Records shown =

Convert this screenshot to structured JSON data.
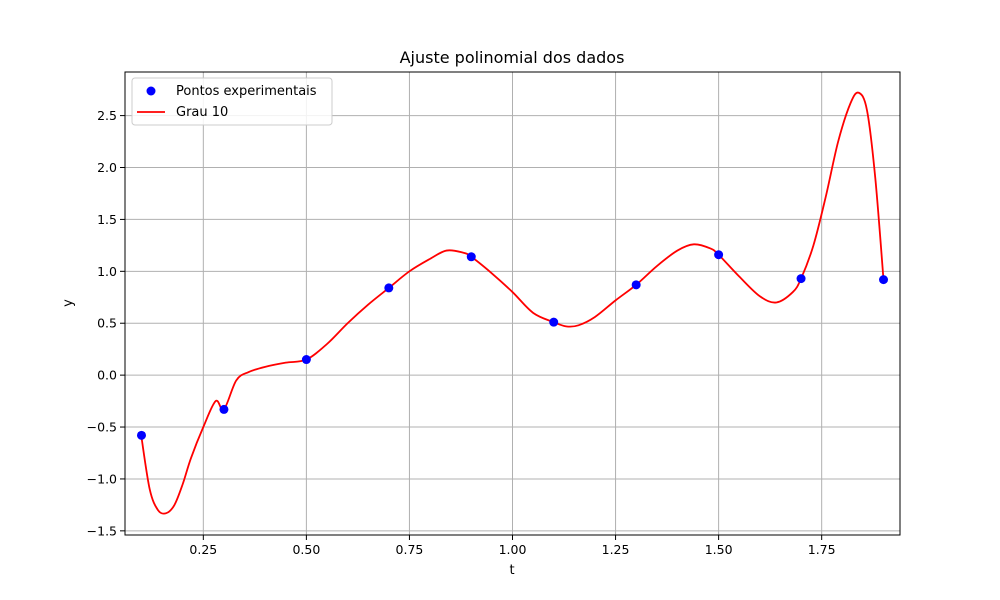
{
  "chart_data": {
    "type": "scatter",
    "title": "Ajuste polinomial dos dados",
    "xlabel": "t",
    "ylabel": "y",
    "xlim": [
      0.06,
      1.94
    ],
    "ylim": [
      -1.54,
      2.92
    ],
    "xticks": [
      0.25,
      0.5,
      0.75,
      1.0,
      1.25,
      1.5,
      1.75
    ],
    "xtick_labels": [
      "0.25",
      "0.50",
      "0.75",
      "1.00",
      "1.25",
      "1.50",
      "1.75"
    ],
    "yticks": [
      -1.5,
      -1.0,
      -0.5,
      0.0,
      0.5,
      1.0,
      1.5,
      2.0,
      2.5
    ],
    "ytick_labels": [
      "−1.5",
      "−1.0",
      "−0.5",
      "0.0",
      "0.5",
      "1.0",
      "1.5",
      "2.0",
      "2.5"
    ],
    "grid": true,
    "legend_position": "top-left",
    "scatter_series": {
      "name": "Pontos experimentais",
      "color": "#0000ff",
      "x": [
        0.1,
        0.3,
        0.5,
        0.7,
        0.9,
        1.1,
        1.3,
        1.5,
        1.7,
        1.9
      ],
      "y": [
        -0.58,
        -0.33,
        0.15,
        0.84,
        1.14,
        0.51,
        0.87,
        1.16,
        0.93,
        0.92
      ]
    },
    "line_series": {
      "name": "Grau 10",
      "color": "#ff0000",
      "x": [
        0.1,
        0.12,
        0.14,
        0.16,
        0.18,
        0.2,
        0.22,
        0.25,
        0.28,
        0.3,
        0.33,
        0.36,
        0.4,
        0.45,
        0.5,
        0.55,
        0.6,
        0.65,
        0.7,
        0.75,
        0.8,
        0.84,
        0.88,
        0.9,
        0.95,
        1.0,
        1.05,
        1.1,
        1.13,
        1.16,
        1.2,
        1.25,
        1.3,
        1.35,
        1.4,
        1.44,
        1.48,
        1.5,
        1.55,
        1.6,
        1.64,
        1.68,
        1.7,
        1.73,
        1.76,
        1.79,
        1.82,
        1.84,
        1.86,
        1.88,
        1.9
      ],
      "y": [
        -0.6,
        -1.1,
        -1.3,
        -1.33,
        -1.25,
        -1.05,
        -0.8,
        -0.5,
        -0.25,
        -0.33,
        -0.05,
        0.03,
        0.08,
        0.12,
        0.15,
        0.3,
        0.5,
        0.68,
        0.84,
        1.0,
        1.12,
        1.2,
        1.18,
        1.14,
        0.98,
        0.8,
        0.6,
        0.51,
        0.47,
        0.48,
        0.56,
        0.72,
        0.87,
        1.05,
        1.2,
        1.26,
        1.22,
        1.16,
        0.95,
        0.76,
        0.7,
        0.8,
        0.93,
        1.25,
        1.72,
        2.25,
        2.62,
        2.72,
        2.55,
        1.9,
        0.92
      ]
    }
  }
}
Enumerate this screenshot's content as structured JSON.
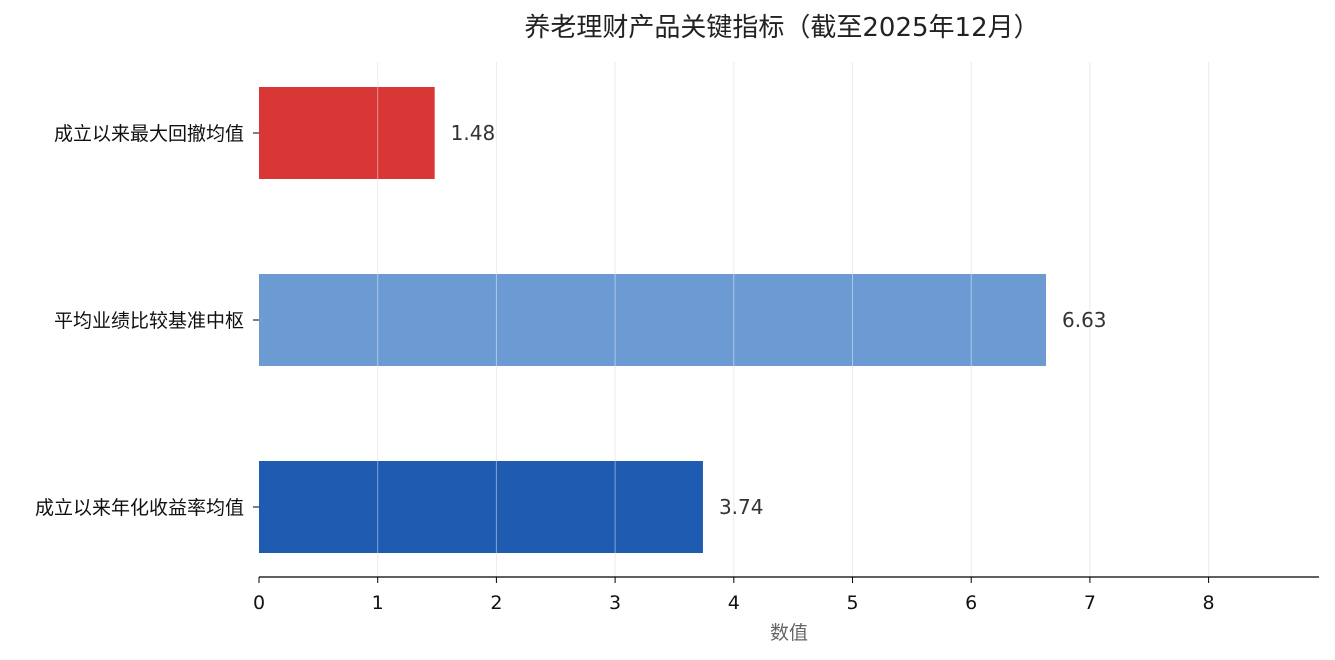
{
  "chart_data": {
    "type": "bar",
    "orientation": "horizontal",
    "title": "养老理财产品关键指标（截至2025年12月）",
    "xlabel": "数值",
    "ylabel": "",
    "xlim": [
      0,
      8.93
    ],
    "xticks": [
      0,
      1,
      2,
      3,
      4,
      5,
      6,
      7,
      8
    ],
    "grid": "vertical",
    "categories": [
      "成立以来最大回撤均值",
      "平均业绩比较基准中枢",
      "成立以来年化收益率均值"
    ],
    "values": [
      1.48,
      6.63,
      3.74
    ],
    "value_labels": [
      "1.48",
      "6.63",
      "3.74"
    ],
    "colors": [
      "#d93636",
      "#6b9bd2",
      "#1f5bb0"
    ]
  }
}
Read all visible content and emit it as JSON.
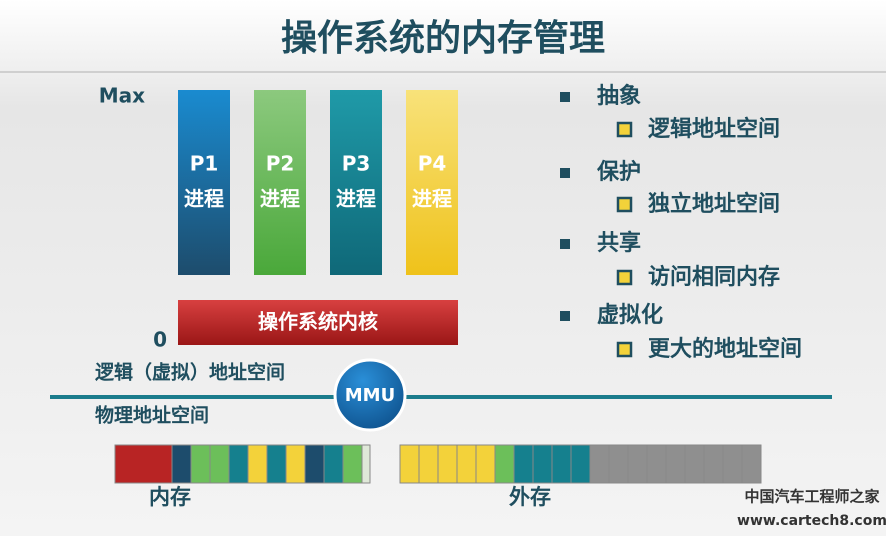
{
  "title": "操作系统的内存管理",
  "axis": {
    "max": "Max",
    "min": "0"
  },
  "processes": [
    {
      "name": "P1",
      "label": "进程"
    },
    {
      "name": "P2",
      "label": "进程"
    },
    {
      "name": "P3",
      "label": "进程"
    },
    {
      "name": "P4",
      "label": "进程"
    }
  ],
  "kernel": "操作系统内核",
  "logical_space": "逻辑（虚拟）地址空间",
  "mmu": "MMU",
  "physical_space": "物理地址空间",
  "memory": "内存",
  "storage": "外存",
  "features": [
    {
      "label": "抽象",
      "detail": "逻辑地址空间"
    },
    {
      "label": "保护",
      "detail": "独立地址空间"
    },
    {
      "label": "共享",
      "detail": "访问相同内存"
    },
    {
      "label": "虚拟化",
      "detail": "更大的地址空间"
    }
  ],
  "watermark": {
    "name": "中国汽车工程师之家",
    "url": "www.cartech8.com"
  }
}
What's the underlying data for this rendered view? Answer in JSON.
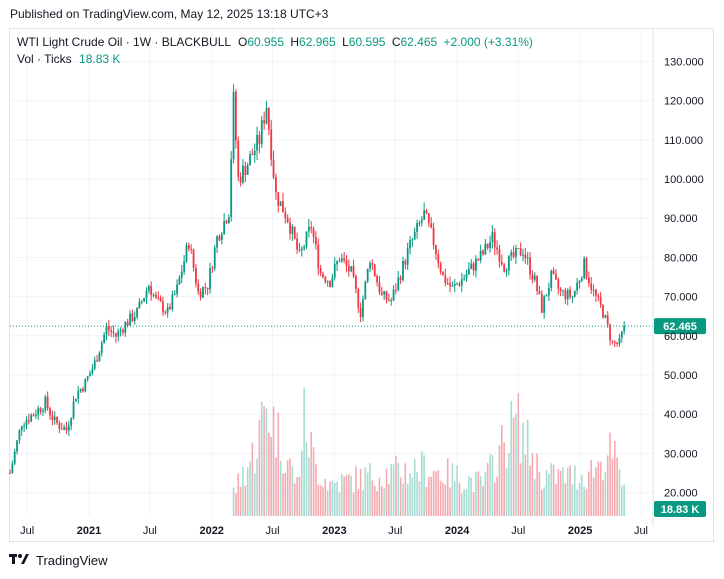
{
  "header": {
    "published": "Published on TradingView.com, May 12, 2025 13:18 UTC+3"
  },
  "legend": {
    "symbol": "WTI Light Crude Oil · 1W · BLACKBULL",
    "o_label": "O",
    "o": "60.955",
    "h_label": "H",
    "h": "62.965",
    "l_label": "L",
    "l": "60.595",
    "c_label": "C",
    "c": "62.465",
    "change": "+2.000 (+3.31%)",
    "vol_label": "Vol · Ticks",
    "vol": "18.83 K"
  },
  "footer": {
    "brand": "TradingView"
  },
  "colors": {
    "up": "#089981",
    "down": "#f23645",
    "up_vol": "#a8dcd2",
    "down_vol": "#f7a9b0",
    "grid": "#f0f3fa",
    "axis_text": "#131722"
  },
  "chart_data": {
    "type": "candlestick",
    "title": "WTI Light Crude Oil · 1W · BLACKBULL",
    "y_ticks": [
      "130.000",
      "120.000",
      "110.000",
      "100.000",
      "90.000",
      "80.000",
      "70.000",
      "60.000",
      "50.000",
      "40.000",
      "30.000",
      "20.000"
    ],
    "ylim": [
      18,
      134
    ],
    "x_ticks": [
      "Jul",
      "2021",
      "Jul",
      "2022",
      "Jul",
      "2023",
      "Jul",
      "2024",
      "Jul",
      "2025",
      "Jul"
    ],
    "last_price": "62.465",
    "volume_label": "18.83 K",
    "grid": true,
    "close_path": [
      [
        "2020-05-11",
        25
      ],
      [
        "2020-06-15",
        38
      ],
      [
        "2020-07-20",
        40
      ],
      [
        "2020-08-24",
        43
      ],
      [
        "2020-09-21",
        38
      ],
      [
        "2020-10-26",
        36
      ],
      [
        "2020-11-23",
        45
      ],
      [
        "2020-12-21",
        48
      ],
      [
        "2021-01-18",
        53
      ],
      [
        "2021-02-22",
        62
      ],
      [
        "2021-03-22",
        60
      ],
      [
        "2021-04-19",
        63
      ],
      [
        "2021-05-24",
        66
      ],
      [
        "2021-06-28",
        73
      ],
      [
        "2021-07-19",
        69
      ],
      [
        "2021-08-23",
        66
      ],
      [
        "2021-09-20",
        72
      ],
      [
        "2021-10-25",
        84
      ],
      [
        "2021-11-22",
        71
      ],
      [
        "2021-12-20",
        73
      ],
      [
        "2022-01-17",
        85
      ],
      [
        "2022-02-21",
        92
      ],
      [
        "2022-03-07",
        120
      ],
      [
        "2022-03-21",
        100
      ],
      [
        "2022-04-18",
        104
      ],
      [
        "2022-05-23",
        110
      ],
      [
        "2022-06-13",
        119
      ],
      [
        "2022-07-11",
        96
      ],
      [
        "2022-08-15",
        90
      ],
      [
        "2022-09-19",
        80
      ],
      [
        "2022-10-24",
        88
      ],
      [
        "2022-11-21",
        76
      ],
      [
        "2022-12-19",
        74
      ],
      [
        "2023-01-16",
        80
      ],
      [
        "2023-02-20",
        76
      ],
      [
        "2023-03-20",
        66
      ],
      [
        "2023-04-17",
        80
      ],
      [
        "2023-05-22",
        70
      ],
      [
        "2023-06-19",
        69
      ],
      [
        "2023-07-17",
        76
      ],
      [
        "2023-08-14",
        83
      ],
      [
        "2023-09-25",
        91
      ],
      [
        "2023-10-23",
        84
      ],
      [
        "2023-11-20",
        75
      ],
      [
        "2023-12-18",
        72
      ],
      [
        "2024-01-22",
        75
      ],
      [
        "2024-02-19",
        78
      ],
      [
        "2024-03-18",
        81
      ],
      [
        "2024-04-15",
        85
      ],
      [
        "2024-05-20",
        78
      ],
      [
        "2024-06-17",
        80
      ],
      [
        "2024-07-15",
        82
      ],
      [
        "2024-08-19",
        74
      ],
      [
        "2024-09-09",
        67
      ],
      [
        "2024-10-07",
        75
      ],
      [
        "2024-11-04",
        71
      ],
      [
        "2024-12-09",
        70
      ],
      [
        "2025-01-13",
        78
      ],
      [
        "2025-02-10",
        71
      ],
      [
        "2025-03-10",
        66
      ],
      [
        "2025-04-07",
        58
      ],
      [
        "2025-04-28",
        58
      ],
      [
        "2025-05-12",
        62.465
      ]
    ],
    "volume_path": [
      [
        "2020-05-11",
        0
      ],
      [
        "2022-02-28",
        0
      ],
      [
        "2022-03-07",
        3
      ],
      [
        "2022-05-09",
        8
      ],
      [
        "2022-06-13",
        14
      ],
      [
        "2022-07-18",
        10
      ],
      [
        "2022-09-12",
        4
      ],
      [
        "2022-10-03",
        12
      ],
      [
        "2022-11-07",
        6
      ],
      [
        "2022-12-19",
        4
      ],
      [
        "2023-04-17",
        5
      ],
      [
        "2023-09-25",
        6
      ],
      [
        "2024-03-18",
        4
      ],
      [
        "2024-06-24",
        12
      ],
      [
        "2024-09-09",
        5
      ],
      [
        "2025-01-13",
        5
      ],
      [
        "2025-04-07",
        8
      ],
      [
        "2025-05-12",
        3
      ]
    ]
  }
}
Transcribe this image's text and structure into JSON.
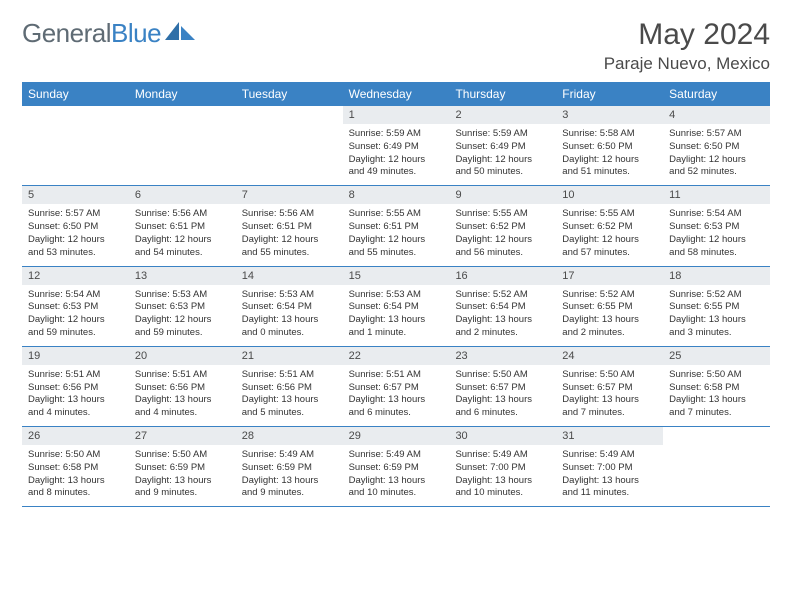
{
  "brand": {
    "general": "General",
    "blue": "Blue"
  },
  "header": {
    "title": "May 2024",
    "location": "Paraje Nuevo, Mexico"
  },
  "colors": {
    "header_bg": "#3a82c4",
    "daynum_bg": "#e9ecef",
    "page_bg": "#ffffff",
    "text": "#4a4a4a",
    "border": "#3a82c4"
  },
  "fonts": {
    "title_size": 30,
    "location_size": 17,
    "dayheader_size": 12,
    "daynum_size": 11,
    "body_size": 9.5
  },
  "day_names": [
    "Sunday",
    "Monday",
    "Tuesday",
    "Wednesday",
    "Thursday",
    "Friday",
    "Saturday"
  ],
  "weeks": [
    [
      {
        "n": "",
        "sr": "",
        "ss": "",
        "dl": ""
      },
      {
        "n": "",
        "sr": "",
        "ss": "",
        "dl": ""
      },
      {
        "n": "",
        "sr": "",
        "ss": "",
        "dl": ""
      },
      {
        "n": "1",
        "sr": "Sunrise: 5:59 AM",
        "ss": "Sunset: 6:49 PM",
        "dl": "Daylight: 12 hours and 49 minutes."
      },
      {
        "n": "2",
        "sr": "Sunrise: 5:59 AM",
        "ss": "Sunset: 6:49 PM",
        "dl": "Daylight: 12 hours and 50 minutes."
      },
      {
        "n": "3",
        "sr": "Sunrise: 5:58 AM",
        "ss": "Sunset: 6:50 PM",
        "dl": "Daylight: 12 hours and 51 minutes."
      },
      {
        "n": "4",
        "sr": "Sunrise: 5:57 AM",
        "ss": "Sunset: 6:50 PM",
        "dl": "Daylight: 12 hours and 52 minutes."
      }
    ],
    [
      {
        "n": "5",
        "sr": "Sunrise: 5:57 AM",
        "ss": "Sunset: 6:50 PM",
        "dl": "Daylight: 12 hours and 53 minutes."
      },
      {
        "n": "6",
        "sr": "Sunrise: 5:56 AM",
        "ss": "Sunset: 6:51 PM",
        "dl": "Daylight: 12 hours and 54 minutes."
      },
      {
        "n": "7",
        "sr": "Sunrise: 5:56 AM",
        "ss": "Sunset: 6:51 PM",
        "dl": "Daylight: 12 hours and 55 minutes."
      },
      {
        "n": "8",
        "sr": "Sunrise: 5:55 AM",
        "ss": "Sunset: 6:51 PM",
        "dl": "Daylight: 12 hours and 55 minutes."
      },
      {
        "n": "9",
        "sr": "Sunrise: 5:55 AM",
        "ss": "Sunset: 6:52 PM",
        "dl": "Daylight: 12 hours and 56 minutes."
      },
      {
        "n": "10",
        "sr": "Sunrise: 5:55 AM",
        "ss": "Sunset: 6:52 PM",
        "dl": "Daylight: 12 hours and 57 minutes."
      },
      {
        "n": "11",
        "sr": "Sunrise: 5:54 AM",
        "ss": "Sunset: 6:53 PM",
        "dl": "Daylight: 12 hours and 58 minutes."
      }
    ],
    [
      {
        "n": "12",
        "sr": "Sunrise: 5:54 AM",
        "ss": "Sunset: 6:53 PM",
        "dl": "Daylight: 12 hours and 59 minutes."
      },
      {
        "n": "13",
        "sr": "Sunrise: 5:53 AM",
        "ss": "Sunset: 6:53 PM",
        "dl": "Daylight: 12 hours and 59 minutes."
      },
      {
        "n": "14",
        "sr": "Sunrise: 5:53 AM",
        "ss": "Sunset: 6:54 PM",
        "dl": "Daylight: 13 hours and 0 minutes."
      },
      {
        "n": "15",
        "sr": "Sunrise: 5:53 AM",
        "ss": "Sunset: 6:54 PM",
        "dl": "Daylight: 13 hours and 1 minute."
      },
      {
        "n": "16",
        "sr": "Sunrise: 5:52 AM",
        "ss": "Sunset: 6:54 PM",
        "dl": "Daylight: 13 hours and 2 minutes."
      },
      {
        "n": "17",
        "sr": "Sunrise: 5:52 AM",
        "ss": "Sunset: 6:55 PM",
        "dl": "Daylight: 13 hours and 2 minutes."
      },
      {
        "n": "18",
        "sr": "Sunrise: 5:52 AM",
        "ss": "Sunset: 6:55 PM",
        "dl": "Daylight: 13 hours and 3 minutes."
      }
    ],
    [
      {
        "n": "19",
        "sr": "Sunrise: 5:51 AM",
        "ss": "Sunset: 6:56 PM",
        "dl": "Daylight: 13 hours and 4 minutes."
      },
      {
        "n": "20",
        "sr": "Sunrise: 5:51 AM",
        "ss": "Sunset: 6:56 PM",
        "dl": "Daylight: 13 hours and 4 minutes."
      },
      {
        "n": "21",
        "sr": "Sunrise: 5:51 AM",
        "ss": "Sunset: 6:56 PM",
        "dl": "Daylight: 13 hours and 5 minutes."
      },
      {
        "n": "22",
        "sr": "Sunrise: 5:51 AM",
        "ss": "Sunset: 6:57 PM",
        "dl": "Daylight: 13 hours and 6 minutes."
      },
      {
        "n": "23",
        "sr": "Sunrise: 5:50 AM",
        "ss": "Sunset: 6:57 PM",
        "dl": "Daylight: 13 hours and 6 minutes."
      },
      {
        "n": "24",
        "sr": "Sunrise: 5:50 AM",
        "ss": "Sunset: 6:57 PM",
        "dl": "Daylight: 13 hours and 7 minutes."
      },
      {
        "n": "25",
        "sr": "Sunrise: 5:50 AM",
        "ss": "Sunset: 6:58 PM",
        "dl": "Daylight: 13 hours and 7 minutes."
      }
    ],
    [
      {
        "n": "26",
        "sr": "Sunrise: 5:50 AM",
        "ss": "Sunset: 6:58 PM",
        "dl": "Daylight: 13 hours and 8 minutes."
      },
      {
        "n": "27",
        "sr": "Sunrise: 5:50 AM",
        "ss": "Sunset: 6:59 PM",
        "dl": "Daylight: 13 hours and 9 minutes."
      },
      {
        "n": "28",
        "sr": "Sunrise: 5:49 AM",
        "ss": "Sunset: 6:59 PM",
        "dl": "Daylight: 13 hours and 9 minutes."
      },
      {
        "n": "29",
        "sr": "Sunrise: 5:49 AM",
        "ss": "Sunset: 6:59 PM",
        "dl": "Daylight: 13 hours and 10 minutes."
      },
      {
        "n": "30",
        "sr": "Sunrise: 5:49 AM",
        "ss": "Sunset: 7:00 PM",
        "dl": "Daylight: 13 hours and 10 minutes."
      },
      {
        "n": "31",
        "sr": "Sunrise: 5:49 AM",
        "ss": "Sunset: 7:00 PM",
        "dl": "Daylight: 13 hours and 11 minutes."
      },
      {
        "n": "",
        "sr": "",
        "ss": "",
        "dl": ""
      }
    ]
  ]
}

Description of the task = Count each line of the entries that holds the word "type", then state the total and nothing more.

Answer = 3